### Task to carry out
Reproduce the rows below word for word, leaving out the pictures.

— Begin Entries —

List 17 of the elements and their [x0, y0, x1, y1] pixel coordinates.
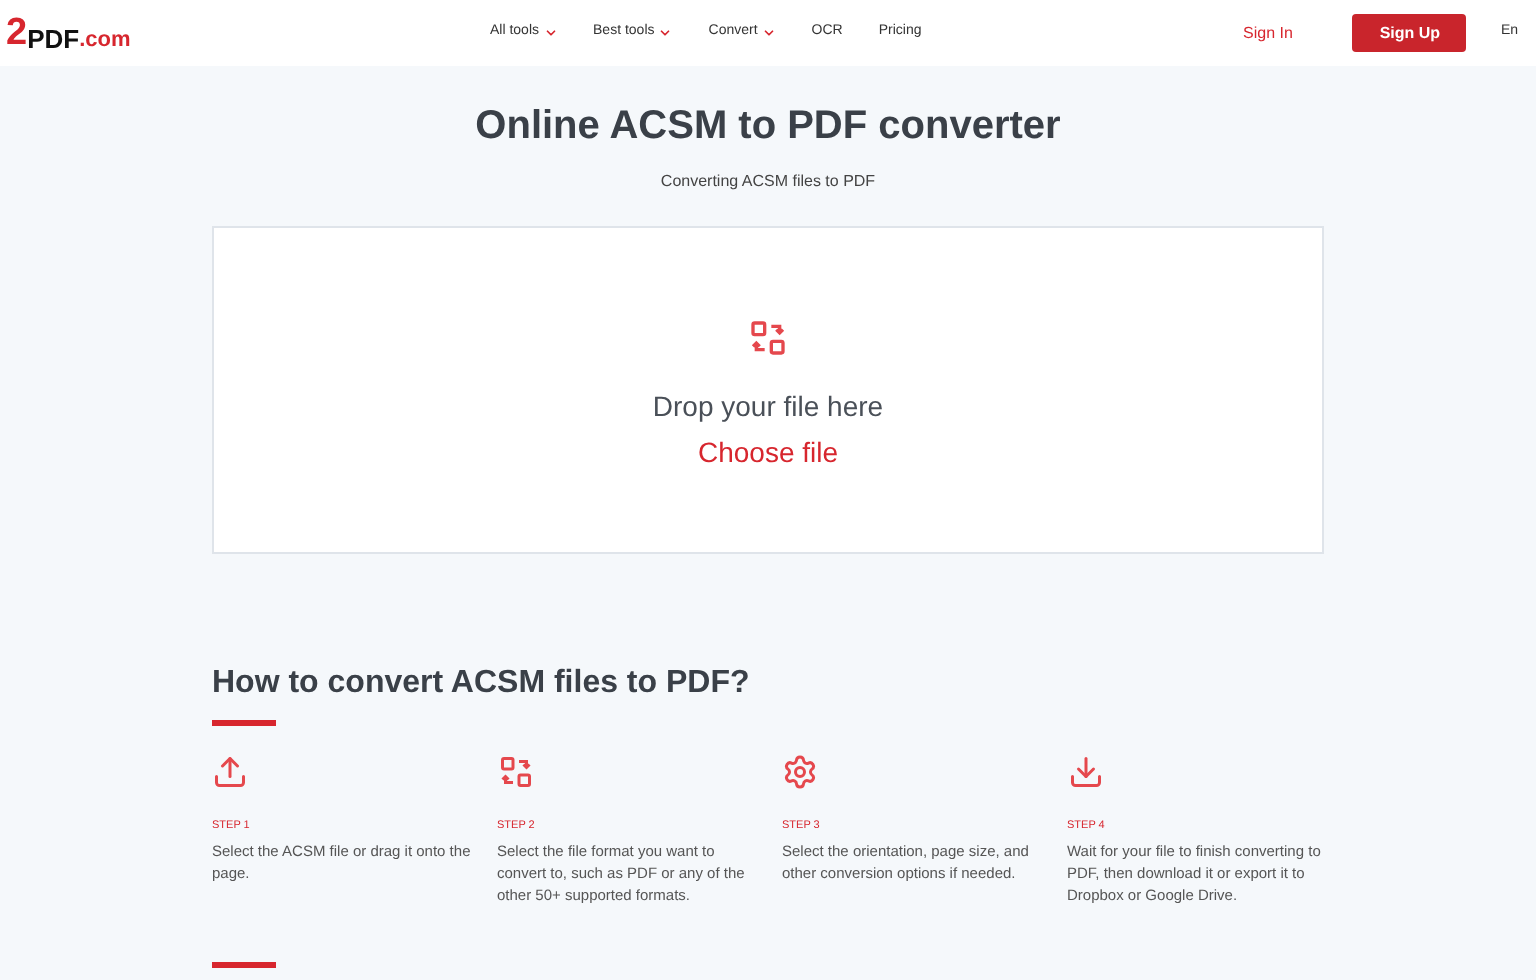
drop-zone[interactable]: Drop your file here Choose file [212, 226, 1324, 554]
drop-prompt: Drop your file here [652, 388, 884, 426]
upload-icon [212, 754, 248, 790]
convert-icon [748, 318, 788, 358]
sign-up-button[interactable]: Sign Up [1352, 14, 1467, 52]
sign-in-link[interactable]: Sign In [1243, 21, 1293, 45]
page-title: Online ACSM to PDF converter [475, 102, 1061, 152]
convert-icon [497, 754, 533, 790]
choose-file-link[interactable]: Choose file [697, 432, 839, 474]
section-heading: How to convert ACSM files to PDF? [212, 664, 752, 704]
chevron-down-icon [761, 26, 776, 40]
chevron-down-icon [543, 26, 558, 40]
chevron-down-icon [658, 26, 673, 40]
settings-icon [782, 754, 818, 790]
page-subtitle: Converting ACSM files to PDF [660, 170, 876, 194]
logo[interactable]: 2PDF.com [6, 14, 466, 52]
download-icon [1067, 754, 1103, 790]
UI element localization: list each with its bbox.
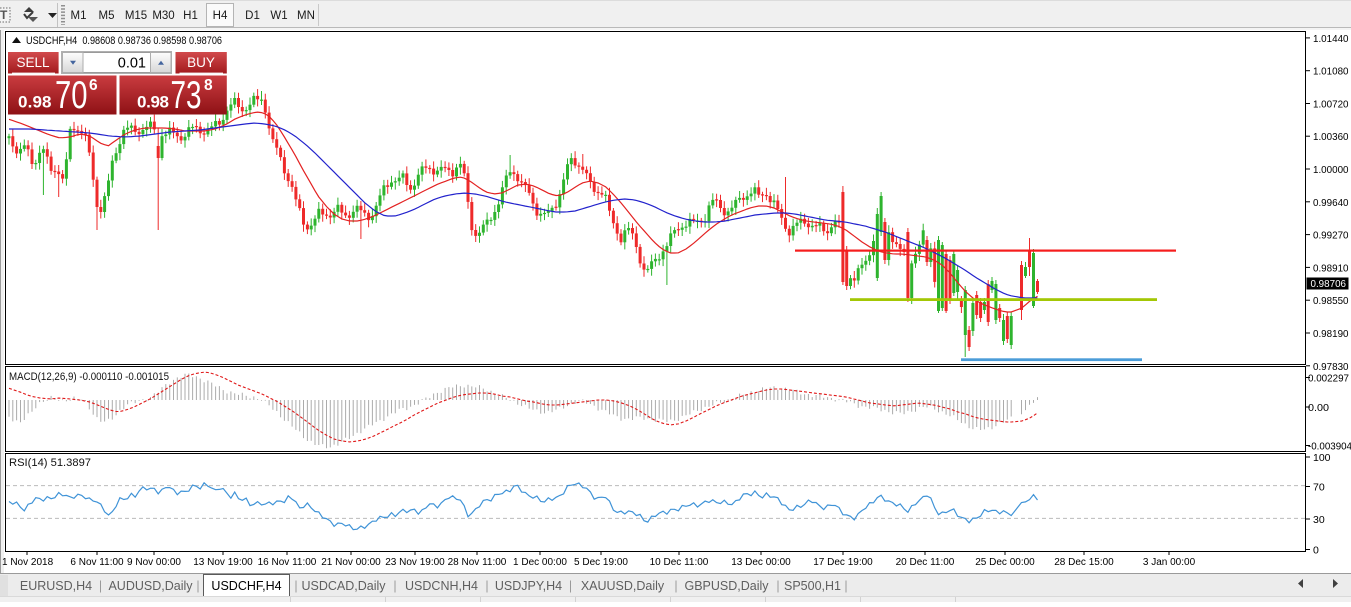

— End Entries —

### Response
List 17 of the elements and their [x0, y0, x1, y1] pixel coordinates.
drop-zone[interactable]: Drop your file here Choose file [212, 226, 1324, 554]
drop-prompt: Drop your file here [652, 388, 884, 426]
upload-icon [212, 754, 248, 790]
convert-icon [748, 318, 788, 358]
sign-up-button[interactable]: Sign Up [1352, 14, 1467, 52]
sign-in-link[interactable]: Sign In [1243, 21, 1293, 45]
page-title: Online ACSM to PDF converter [475, 102, 1061, 152]
convert-icon [497, 754, 533, 790]
choose-file-link[interactable]: Choose file [697, 432, 839, 474]
section-heading: How to convert ACSM files to PDF? [212, 664, 752, 704]
chevron-down-icon [761, 26, 776, 40]
chevron-down-icon [543, 26, 558, 40]
chevron-down-icon [658, 26, 673, 40]
settings-icon [782, 754, 818, 790]
page-subtitle: Converting ACSM files to PDF [660, 170, 876, 194]
logo[interactable]: 2PDF.com [6, 14, 466, 52]
download-icon [1067, 754, 1103, 790]
UI element localization: list each with its bbox.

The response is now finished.